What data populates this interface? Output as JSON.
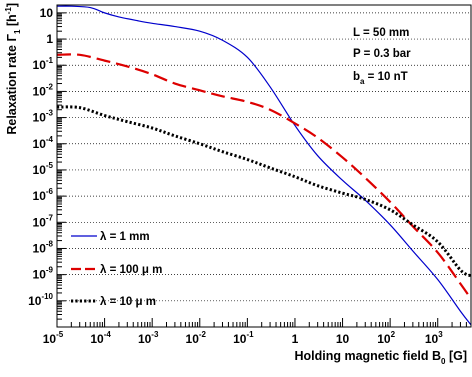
{
  "chart_data": {
    "type": "line",
    "xlabel": "Holding magnetic field B",
    "xlabel_sub": "0",
    "xlabel_unit": " [G]",
    "ylabel": "Relaxation rate Γ",
    "ylabel_sub": "1",
    "ylabel_unit": " [h",
    "ylabel_unit_sup": "-1",
    "ylabel_unit_end": "]",
    "x_scale": "log",
    "y_scale": "log",
    "xlim": [
      1e-05,
      5000
    ],
    "ylim": [
      1e-11,
      20
    ],
    "grid": "horizontal dotted",
    "x_ticks": [
      {
        "base": "10",
        "exp": "-5",
        "value": 1e-05
      },
      {
        "base": "10",
        "exp": "-4",
        "value": 0.0001
      },
      {
        "base": "10",
        "exp": "-3",
        "value": 0.001
      },
      {
        "base": "10",
        "exp": "-2",
        "value": 0.01
      },
      {
        "base": "10",
        "exp": "-1",
        "value": 0.1
      },
      {
        "base": "1",
        "exp": "",
        "value": 1
      },
      {
        "base": "10",
        "exp": "",
        "value": 10
      },
      {
        "base": "10",
        "exp": "2",
        "value": 100
      },
      {
        "base": "10",
        "exp": "3",
        "value": 1000
      }
    ],
    "y_ticks": [
      {
        "base": "10",
        "exp": "",
        "value": 10
      },
      {
        "base": "1",
        "exp": "",
        "value": 1
      },
      {
        "base": "10",
        "exp": "-1",
        "value": 0.1
      },
      {
        "base": "10",
        "exp": "-2",
        "value": 0.01
      },
      {
        "base": "10",
        "exp": "-3",
        "value": 0.001
      },
      {
        "base": "10",
        "exp": "-4",
        "value": 0.0001
      },
      {
        "base": "10",
        "exp": "-5",
        "value": 1e-05
      },
      {
        "base": "10",
        "exp": "-6",
        "value": 1e-06
      },
      {
        "base": "10",
        "exp": "-7",
        "value": 1e-07
      },
      {
        "base": "10",
        "exp": "-8",
        "value": 1e-08
      },
      {
        "base": "10",
        "exp": "-9",
        "value": 1e-09
      },
      {
        "base": "10",
        "exp": "-10",
        "value": 1e-10
      }
    ],
    "annotations": [
      {
        "text": "L = 50 mm",
        "sub": ""
      },
      {
        "text": "P = 0.3 bar",
        "sub": ""
      },
      {
        "text": "b",
        "sub": "a",
        "rest": " = 10 nT"
      }
    ],
    "legend_position": "bottom-left",
    "series": [
      {
        "name": "λ = 1 mm",
        "color": "#0000cc",
        "style": "solid",
        "points": [
          [
            1e-05,
            18
          ],
          [
            2e-05,
            18
          ],
          [
            5e-05,
            16
          ],
          [
            0.0001,
            10
          ],
          [
            0.0002,
            7
          ],
          [
            0.0005,
            5
          ],
          [
            0.001,
            4
          ],
          [
            0.003,
            3
          ],
          [
            0.01,
            2
          ],
          [
            0.03,
            0.9
          ],
          [
            0.1,
            0.2
          ],
          [
            0.3,
            0.015
          ],
          [
            1,
            0.0005
          ],
          [
            3,
            3.5e-05
          ],
          [
            10,
            4e-06
          ],
          [
            30,
            7e-07
          ],
          [
            100,
            8e-08
          ],
          [
            300,
            8e-09
          ],
          [
            1000,
            6.5e-10
          ],
          [
            3000,
            4e-11
          ],
          [
            5000,
            1.2e-11
          ]
        ]
      },
      {
        "name": "λ = 100 μ m",
        "color": "#dd0000",
        "style": "dashed",
        "points": [
          [
            1e-05,
            0.25
          ],
          [
            3e-05,
            0.25
          ],
          [
            0.0001,
            0.15
          ],
          [
            0.0003,
            0.09
          ],
          [
            0.001,
            0.045
          ],
          [
            0.003,
            0.02
          ],
          [
            0.01,
            0.011
          ],
          [
            0.03,
            0.0065
          ],
          [
            0.1,
            0.004
          ],
          [
            0.3,
            0.002
          ],
          [
            1,
            0.0006
          ],
          [
            3,
            0.00017
          ],
          [
            10,
            3e-05
          ],
          [
            30,
            5e-06
          ],
          [
            100,
            6e-07
          ],
          [
            300,
            7e-08
          ],
          [
            1000,
            7e-09
          ],
          [
            3000,
            4.5e-10
          ],
          [
            5000,
            1.2e-10
          ]
        ]
      },
      {
        "name": "λ = 10 μ m",
        "color": "#000000",
        "style": "dotted",
        "points": [
          [
            1e-05,
            0.0025
          ],
          [
            3e-05,
            0.0024
          ],
          [
            0.0001,
            0.0012
          ],
          [
            0.0003,
            0.0007
          ],
          [
            0.001,
            0.0004
          ],
          [
            0.003,
            0.0002
          ],
          [
            0.01,
            0.0001
          ],
          [
            0.03,
            5e-05
          ],
          [
            0.1,
            2.5e-05
          ],
          [
            0.3,
            1.2e-05
          ],
          [
            1,
            5.5e-06
          ],
          [
            3,
            2.5e-06
          ],
          [
            10,
            1.3e-06
          ],
          [
            30,
            7.5e-07
          ],
          [
            100,
            3e-07
          ],
          [
            300,
            8e-08
          ],
          [
            1000,
            1.8e-08
          ],
          [
            3000,
            1.5e-09
          ],
          [
            5000,
            9e-10
          ]
        ]
      }
    ]
  }
}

══════

→ **WHAT TO WORK ON**
Copy down every line of the material above that includes the string "color".

→ **EXERCISE OUTPUT**
        "color": "#0000cc",
        "color": "#dd0000",
        "color": "#000000",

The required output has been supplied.